Search the data for the word "document". Reproduce every line where it is found.
--- start of Records for this task ---
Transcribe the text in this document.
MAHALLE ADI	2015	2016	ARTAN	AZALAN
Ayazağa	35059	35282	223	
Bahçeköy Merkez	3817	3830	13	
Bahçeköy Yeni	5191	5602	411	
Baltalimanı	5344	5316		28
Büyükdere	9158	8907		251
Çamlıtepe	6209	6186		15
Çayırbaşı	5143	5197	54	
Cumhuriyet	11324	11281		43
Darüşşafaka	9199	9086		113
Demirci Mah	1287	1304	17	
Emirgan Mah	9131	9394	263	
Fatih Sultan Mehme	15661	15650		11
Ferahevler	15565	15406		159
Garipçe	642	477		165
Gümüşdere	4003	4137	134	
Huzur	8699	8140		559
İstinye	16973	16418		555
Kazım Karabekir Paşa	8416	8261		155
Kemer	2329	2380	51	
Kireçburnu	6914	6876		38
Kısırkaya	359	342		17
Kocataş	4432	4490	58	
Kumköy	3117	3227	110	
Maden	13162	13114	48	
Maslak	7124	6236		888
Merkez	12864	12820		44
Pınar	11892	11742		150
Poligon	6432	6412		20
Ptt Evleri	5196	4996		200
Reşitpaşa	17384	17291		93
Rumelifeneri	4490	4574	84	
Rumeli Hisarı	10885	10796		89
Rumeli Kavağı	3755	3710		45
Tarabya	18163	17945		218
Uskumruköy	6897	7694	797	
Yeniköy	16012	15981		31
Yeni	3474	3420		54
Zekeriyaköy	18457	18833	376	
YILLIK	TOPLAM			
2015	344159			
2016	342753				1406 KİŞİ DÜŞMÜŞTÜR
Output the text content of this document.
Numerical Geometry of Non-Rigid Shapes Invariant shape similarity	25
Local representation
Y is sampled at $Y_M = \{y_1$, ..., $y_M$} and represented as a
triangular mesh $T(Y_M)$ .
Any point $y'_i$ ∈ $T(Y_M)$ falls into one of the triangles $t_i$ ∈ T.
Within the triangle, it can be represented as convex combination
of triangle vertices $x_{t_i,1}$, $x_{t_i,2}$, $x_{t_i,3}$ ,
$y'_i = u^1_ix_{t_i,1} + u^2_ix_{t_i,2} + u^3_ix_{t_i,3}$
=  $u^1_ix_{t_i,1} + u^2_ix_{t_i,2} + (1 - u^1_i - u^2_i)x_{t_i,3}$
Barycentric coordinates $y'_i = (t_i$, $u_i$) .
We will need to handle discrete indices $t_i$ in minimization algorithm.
--- end of Records for this task ---
Task answer
Transcribe the text in this document.
Output the text content of this document.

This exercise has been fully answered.